PROBLEM SET:
- A) Print the part of the 18thConnect text from "What if there" up to and including "with 18thConnect (http://www.18thConnect.org).".
- B) Name every person mentioned in the 18thConnect text.

Eighteenth Century Collections Online (ECCO), one of the largest academic research collections available online, includes more than 180,000 texts published between 1700 and 1799. Imagine accessing a pdf document image of 250 year old texts—with a few clicks, you can see a page from Johnson’s dictionary or the title page of Richardson’s Clarissa, compare eleven different editions of your favorite poetry collection or do a keyword search on an 800 page novel. ECCO has radically changed the way many eighteenth-century literature specialists both research and teach.
What if there were an open-access version of ECCO? This is the question asked by Professor Laura Mandell, an eighteenth-century British literature scholar at Miami University in Ohio. Laura answered this question with 18thConnect (http://www.18thConnect.org).
Partnering with Gale, a division of Cengage Learning that owns ECCO, 18thConnect has announced that it will offer access to plain-text versions of Gale’s collection that will increase access and searchability. Using an NEH-funded supercomputer to generate cleaner text, 18thConnect will offer improved translation of various curiosities of eighteenth-century typescript, including the infamous long “s” that is suspiciously similar to an “f”.” In addition, grant awarded to Miami University of Ohio from the Mellon Foundation will allow 18thConnect to design a crowd-sourced correction tool, which will be available to registered users in January.

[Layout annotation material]
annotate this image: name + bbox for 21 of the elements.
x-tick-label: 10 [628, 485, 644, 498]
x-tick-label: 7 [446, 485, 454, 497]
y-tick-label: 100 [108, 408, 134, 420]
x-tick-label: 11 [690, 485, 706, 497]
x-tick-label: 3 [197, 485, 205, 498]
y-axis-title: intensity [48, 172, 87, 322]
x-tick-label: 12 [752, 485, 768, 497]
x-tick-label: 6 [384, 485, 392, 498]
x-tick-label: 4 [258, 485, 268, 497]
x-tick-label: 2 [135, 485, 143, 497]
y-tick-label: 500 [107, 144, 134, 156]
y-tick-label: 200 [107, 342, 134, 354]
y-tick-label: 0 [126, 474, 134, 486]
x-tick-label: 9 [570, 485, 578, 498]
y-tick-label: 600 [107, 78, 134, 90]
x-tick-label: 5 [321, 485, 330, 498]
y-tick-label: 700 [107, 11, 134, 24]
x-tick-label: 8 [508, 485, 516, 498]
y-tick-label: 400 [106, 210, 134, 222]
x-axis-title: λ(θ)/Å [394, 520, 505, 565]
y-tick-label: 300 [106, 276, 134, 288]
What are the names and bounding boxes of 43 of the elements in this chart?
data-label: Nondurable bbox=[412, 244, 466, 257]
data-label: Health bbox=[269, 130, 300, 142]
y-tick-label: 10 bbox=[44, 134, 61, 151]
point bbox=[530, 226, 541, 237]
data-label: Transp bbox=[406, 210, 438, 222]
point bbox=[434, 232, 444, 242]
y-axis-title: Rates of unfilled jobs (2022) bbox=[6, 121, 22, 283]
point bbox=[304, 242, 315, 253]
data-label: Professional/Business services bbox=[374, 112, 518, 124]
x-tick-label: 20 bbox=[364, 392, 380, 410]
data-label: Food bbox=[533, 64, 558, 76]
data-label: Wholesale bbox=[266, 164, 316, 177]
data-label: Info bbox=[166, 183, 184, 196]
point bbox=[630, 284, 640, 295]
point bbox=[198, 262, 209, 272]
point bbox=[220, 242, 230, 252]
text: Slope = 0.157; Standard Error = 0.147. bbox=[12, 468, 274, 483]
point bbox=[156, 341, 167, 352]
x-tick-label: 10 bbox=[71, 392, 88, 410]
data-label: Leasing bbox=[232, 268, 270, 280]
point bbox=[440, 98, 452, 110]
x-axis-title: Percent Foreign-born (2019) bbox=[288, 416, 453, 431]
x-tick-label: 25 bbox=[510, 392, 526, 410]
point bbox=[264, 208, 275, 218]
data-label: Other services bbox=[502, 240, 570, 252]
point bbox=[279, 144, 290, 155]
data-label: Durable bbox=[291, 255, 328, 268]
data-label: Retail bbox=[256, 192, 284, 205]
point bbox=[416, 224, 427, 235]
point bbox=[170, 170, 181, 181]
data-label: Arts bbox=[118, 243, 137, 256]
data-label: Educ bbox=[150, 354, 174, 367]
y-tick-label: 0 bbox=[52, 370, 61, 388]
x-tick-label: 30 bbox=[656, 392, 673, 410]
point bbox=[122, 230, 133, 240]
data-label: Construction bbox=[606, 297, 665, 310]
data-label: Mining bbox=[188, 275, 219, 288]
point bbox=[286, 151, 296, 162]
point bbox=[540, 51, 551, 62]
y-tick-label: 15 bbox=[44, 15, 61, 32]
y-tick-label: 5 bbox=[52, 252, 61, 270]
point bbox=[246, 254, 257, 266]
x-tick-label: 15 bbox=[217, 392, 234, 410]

RESPONSES:
- A)
What if there were an open-access version of ECCO? This is the question asked by Professor Laura Mandell, an eighteenth-century British literature scholar at Miami University in Ohio. Laura answered this question with 18thConnect (http://www.18thConnect.org).

- B) Johnson, Richardson, Laura Mandell